### TASK DIRECTIONS
Check every line of the entries that follow, and copy the ones containing "structured".

[Stored data]
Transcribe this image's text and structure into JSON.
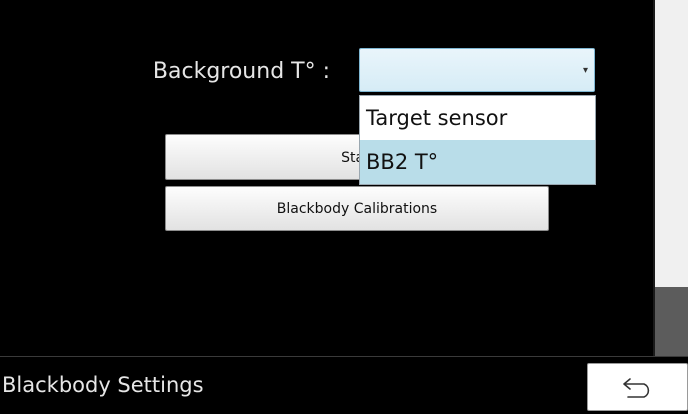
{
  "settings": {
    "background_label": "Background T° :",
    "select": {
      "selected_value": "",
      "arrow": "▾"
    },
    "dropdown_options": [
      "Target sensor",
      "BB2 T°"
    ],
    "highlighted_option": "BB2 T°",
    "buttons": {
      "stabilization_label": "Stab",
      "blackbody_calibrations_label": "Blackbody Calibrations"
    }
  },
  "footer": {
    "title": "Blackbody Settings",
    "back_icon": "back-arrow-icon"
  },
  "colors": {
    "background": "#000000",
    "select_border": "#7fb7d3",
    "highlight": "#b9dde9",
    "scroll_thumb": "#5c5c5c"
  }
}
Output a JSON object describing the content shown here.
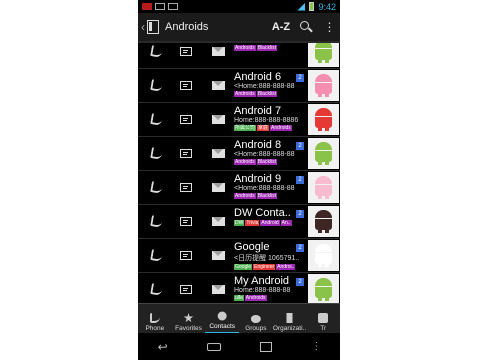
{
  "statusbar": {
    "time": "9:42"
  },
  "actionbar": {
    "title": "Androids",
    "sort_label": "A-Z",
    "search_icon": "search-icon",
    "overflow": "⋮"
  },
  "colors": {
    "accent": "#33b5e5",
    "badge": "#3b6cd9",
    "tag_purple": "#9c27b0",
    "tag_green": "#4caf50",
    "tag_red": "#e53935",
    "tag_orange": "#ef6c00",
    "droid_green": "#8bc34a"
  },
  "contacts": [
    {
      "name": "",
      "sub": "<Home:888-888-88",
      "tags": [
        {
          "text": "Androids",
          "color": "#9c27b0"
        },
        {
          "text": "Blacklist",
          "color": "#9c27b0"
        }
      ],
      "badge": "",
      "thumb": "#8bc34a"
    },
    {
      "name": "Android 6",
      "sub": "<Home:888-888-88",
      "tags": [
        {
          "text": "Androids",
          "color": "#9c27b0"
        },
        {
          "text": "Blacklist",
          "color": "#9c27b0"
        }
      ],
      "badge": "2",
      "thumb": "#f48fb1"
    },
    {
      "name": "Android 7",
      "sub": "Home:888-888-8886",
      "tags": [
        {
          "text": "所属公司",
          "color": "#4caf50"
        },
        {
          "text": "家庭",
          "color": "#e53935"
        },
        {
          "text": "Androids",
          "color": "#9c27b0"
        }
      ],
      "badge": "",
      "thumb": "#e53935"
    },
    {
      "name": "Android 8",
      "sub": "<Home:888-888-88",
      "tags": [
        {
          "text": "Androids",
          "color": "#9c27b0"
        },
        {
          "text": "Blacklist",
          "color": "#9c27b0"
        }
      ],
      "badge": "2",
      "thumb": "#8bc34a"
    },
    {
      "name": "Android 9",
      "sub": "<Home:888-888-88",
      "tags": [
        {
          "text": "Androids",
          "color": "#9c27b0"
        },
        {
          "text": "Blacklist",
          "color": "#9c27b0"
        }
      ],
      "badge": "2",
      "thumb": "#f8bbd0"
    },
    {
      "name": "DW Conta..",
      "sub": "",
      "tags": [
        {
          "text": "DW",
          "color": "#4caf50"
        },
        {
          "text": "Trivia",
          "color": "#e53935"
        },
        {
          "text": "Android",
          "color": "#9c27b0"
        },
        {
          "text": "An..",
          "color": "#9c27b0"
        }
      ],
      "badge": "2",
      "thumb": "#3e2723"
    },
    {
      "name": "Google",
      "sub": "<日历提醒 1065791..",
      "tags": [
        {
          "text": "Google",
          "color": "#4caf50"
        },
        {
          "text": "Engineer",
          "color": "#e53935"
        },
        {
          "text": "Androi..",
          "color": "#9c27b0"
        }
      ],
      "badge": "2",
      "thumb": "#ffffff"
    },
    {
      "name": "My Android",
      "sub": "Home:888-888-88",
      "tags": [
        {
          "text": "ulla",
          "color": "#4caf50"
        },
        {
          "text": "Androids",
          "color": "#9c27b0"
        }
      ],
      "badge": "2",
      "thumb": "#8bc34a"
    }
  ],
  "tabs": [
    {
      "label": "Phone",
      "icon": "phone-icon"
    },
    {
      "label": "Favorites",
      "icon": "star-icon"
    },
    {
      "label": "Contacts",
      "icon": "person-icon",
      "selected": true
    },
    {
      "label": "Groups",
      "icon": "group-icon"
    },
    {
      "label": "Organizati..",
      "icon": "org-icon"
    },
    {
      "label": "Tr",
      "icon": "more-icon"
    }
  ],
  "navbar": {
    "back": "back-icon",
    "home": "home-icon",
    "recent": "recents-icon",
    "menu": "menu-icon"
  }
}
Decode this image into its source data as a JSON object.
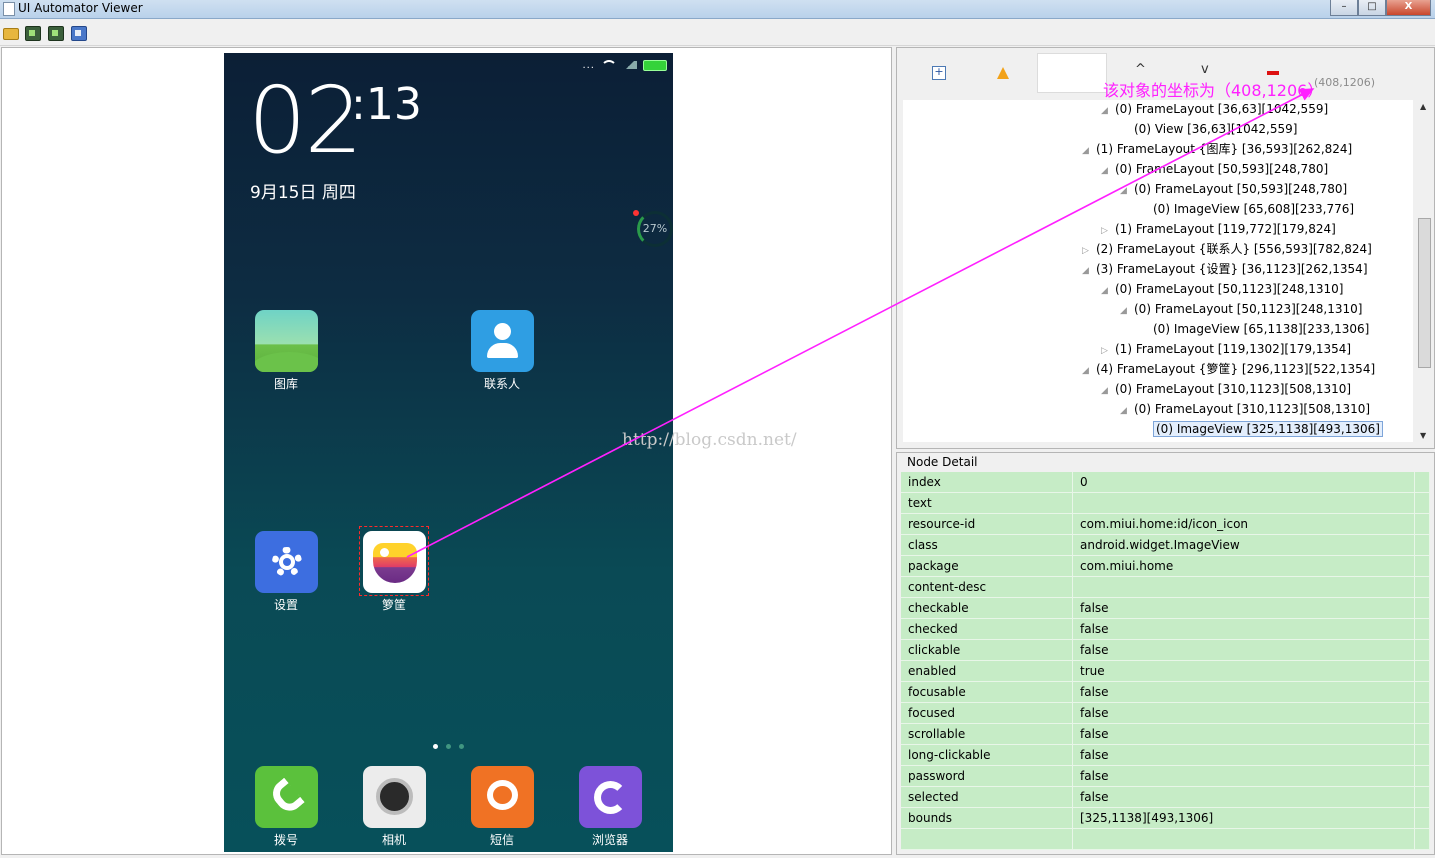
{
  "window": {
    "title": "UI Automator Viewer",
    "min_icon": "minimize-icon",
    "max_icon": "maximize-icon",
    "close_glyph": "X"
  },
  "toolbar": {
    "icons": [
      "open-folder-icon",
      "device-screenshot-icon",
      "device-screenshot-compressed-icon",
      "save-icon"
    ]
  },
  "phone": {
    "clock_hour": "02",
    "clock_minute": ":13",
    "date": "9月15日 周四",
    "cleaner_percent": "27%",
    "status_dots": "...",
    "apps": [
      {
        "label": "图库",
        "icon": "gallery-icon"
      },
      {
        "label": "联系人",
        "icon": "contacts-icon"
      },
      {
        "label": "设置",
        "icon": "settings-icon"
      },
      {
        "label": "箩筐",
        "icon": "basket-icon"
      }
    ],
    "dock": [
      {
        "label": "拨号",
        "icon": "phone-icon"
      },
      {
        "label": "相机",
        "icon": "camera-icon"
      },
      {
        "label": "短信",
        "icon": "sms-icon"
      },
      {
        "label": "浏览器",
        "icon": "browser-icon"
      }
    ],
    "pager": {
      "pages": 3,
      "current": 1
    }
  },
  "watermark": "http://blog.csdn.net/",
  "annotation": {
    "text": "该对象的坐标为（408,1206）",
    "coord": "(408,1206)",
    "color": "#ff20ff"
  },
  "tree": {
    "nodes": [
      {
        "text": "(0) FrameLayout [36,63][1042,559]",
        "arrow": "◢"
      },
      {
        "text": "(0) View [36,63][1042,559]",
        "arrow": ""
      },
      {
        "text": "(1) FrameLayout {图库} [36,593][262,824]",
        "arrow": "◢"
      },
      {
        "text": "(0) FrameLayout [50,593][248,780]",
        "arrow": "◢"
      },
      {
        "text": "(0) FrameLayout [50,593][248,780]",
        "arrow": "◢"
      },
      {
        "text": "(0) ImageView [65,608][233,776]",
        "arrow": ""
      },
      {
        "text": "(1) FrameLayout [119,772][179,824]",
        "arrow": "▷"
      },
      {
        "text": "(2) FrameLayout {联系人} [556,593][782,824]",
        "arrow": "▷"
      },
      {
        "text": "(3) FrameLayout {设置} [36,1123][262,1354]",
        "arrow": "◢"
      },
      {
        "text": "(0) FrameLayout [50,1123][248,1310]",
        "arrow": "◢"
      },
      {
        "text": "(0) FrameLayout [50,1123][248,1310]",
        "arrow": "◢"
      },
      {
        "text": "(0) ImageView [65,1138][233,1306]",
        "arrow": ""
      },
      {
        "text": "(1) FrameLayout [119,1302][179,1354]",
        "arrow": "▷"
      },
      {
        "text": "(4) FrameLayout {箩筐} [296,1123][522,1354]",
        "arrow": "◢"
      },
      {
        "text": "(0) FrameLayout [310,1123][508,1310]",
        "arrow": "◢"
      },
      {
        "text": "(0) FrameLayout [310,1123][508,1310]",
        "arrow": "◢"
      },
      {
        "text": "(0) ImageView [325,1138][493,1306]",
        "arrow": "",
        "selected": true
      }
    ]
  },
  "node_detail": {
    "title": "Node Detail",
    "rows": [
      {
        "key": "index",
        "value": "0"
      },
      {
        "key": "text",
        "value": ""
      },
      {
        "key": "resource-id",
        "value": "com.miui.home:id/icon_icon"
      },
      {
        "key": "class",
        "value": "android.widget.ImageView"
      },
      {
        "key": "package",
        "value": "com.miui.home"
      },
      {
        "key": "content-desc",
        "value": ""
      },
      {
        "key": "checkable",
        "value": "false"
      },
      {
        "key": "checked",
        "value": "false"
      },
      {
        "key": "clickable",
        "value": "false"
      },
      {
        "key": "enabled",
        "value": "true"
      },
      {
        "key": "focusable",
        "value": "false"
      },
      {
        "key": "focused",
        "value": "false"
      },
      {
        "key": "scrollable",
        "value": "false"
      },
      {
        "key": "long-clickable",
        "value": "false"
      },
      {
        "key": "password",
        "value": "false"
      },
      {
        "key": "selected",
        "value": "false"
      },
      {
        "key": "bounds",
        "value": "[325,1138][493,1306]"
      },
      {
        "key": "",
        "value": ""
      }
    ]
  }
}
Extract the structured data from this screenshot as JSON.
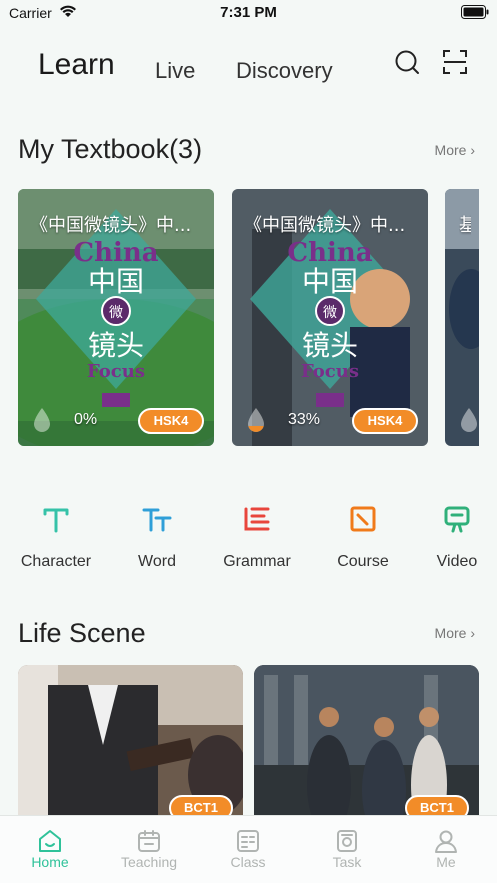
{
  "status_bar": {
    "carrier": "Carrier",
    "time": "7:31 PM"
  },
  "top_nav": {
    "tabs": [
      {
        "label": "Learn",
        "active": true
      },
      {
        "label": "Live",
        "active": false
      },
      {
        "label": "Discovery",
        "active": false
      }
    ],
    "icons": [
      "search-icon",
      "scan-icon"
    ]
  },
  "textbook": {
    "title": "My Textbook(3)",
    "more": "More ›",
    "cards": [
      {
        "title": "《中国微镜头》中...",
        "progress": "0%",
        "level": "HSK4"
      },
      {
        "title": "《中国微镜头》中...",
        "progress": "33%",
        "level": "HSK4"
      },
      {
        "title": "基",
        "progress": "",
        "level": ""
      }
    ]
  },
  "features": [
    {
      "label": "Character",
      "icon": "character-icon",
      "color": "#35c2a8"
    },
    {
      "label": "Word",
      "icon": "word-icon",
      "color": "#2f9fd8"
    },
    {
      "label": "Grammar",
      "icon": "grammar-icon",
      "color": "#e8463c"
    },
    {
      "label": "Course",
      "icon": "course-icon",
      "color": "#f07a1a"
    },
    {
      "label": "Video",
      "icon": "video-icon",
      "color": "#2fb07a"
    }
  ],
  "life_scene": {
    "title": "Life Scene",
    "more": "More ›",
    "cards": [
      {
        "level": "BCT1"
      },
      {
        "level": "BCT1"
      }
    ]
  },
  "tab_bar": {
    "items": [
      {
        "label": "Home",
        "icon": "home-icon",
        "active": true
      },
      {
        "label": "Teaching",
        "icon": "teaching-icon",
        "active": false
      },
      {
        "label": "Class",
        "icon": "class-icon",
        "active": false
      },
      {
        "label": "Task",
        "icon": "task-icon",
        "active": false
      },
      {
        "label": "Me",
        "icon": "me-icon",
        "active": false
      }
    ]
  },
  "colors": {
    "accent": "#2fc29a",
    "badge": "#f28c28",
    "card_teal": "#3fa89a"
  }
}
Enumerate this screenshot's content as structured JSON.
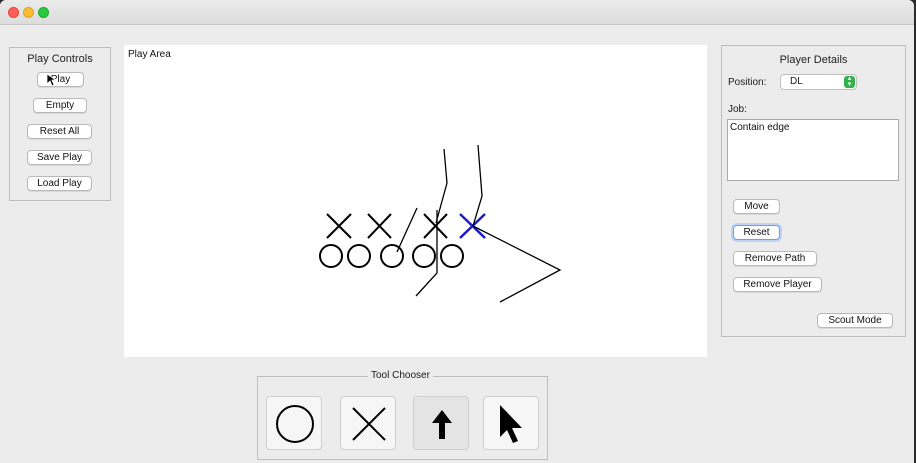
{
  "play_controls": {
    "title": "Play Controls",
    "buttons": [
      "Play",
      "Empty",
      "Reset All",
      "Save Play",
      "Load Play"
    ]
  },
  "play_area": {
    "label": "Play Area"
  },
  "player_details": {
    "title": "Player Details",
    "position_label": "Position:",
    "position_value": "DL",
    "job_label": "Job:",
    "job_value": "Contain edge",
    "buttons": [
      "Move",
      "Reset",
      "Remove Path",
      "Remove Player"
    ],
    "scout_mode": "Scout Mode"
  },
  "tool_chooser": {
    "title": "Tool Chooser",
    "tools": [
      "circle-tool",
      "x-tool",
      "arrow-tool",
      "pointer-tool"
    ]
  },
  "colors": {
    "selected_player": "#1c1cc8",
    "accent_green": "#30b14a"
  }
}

### TASK ANSWER
Extract the structured data from this screenshot as JSON.
Enumerate this screenshot's content as structured JSON.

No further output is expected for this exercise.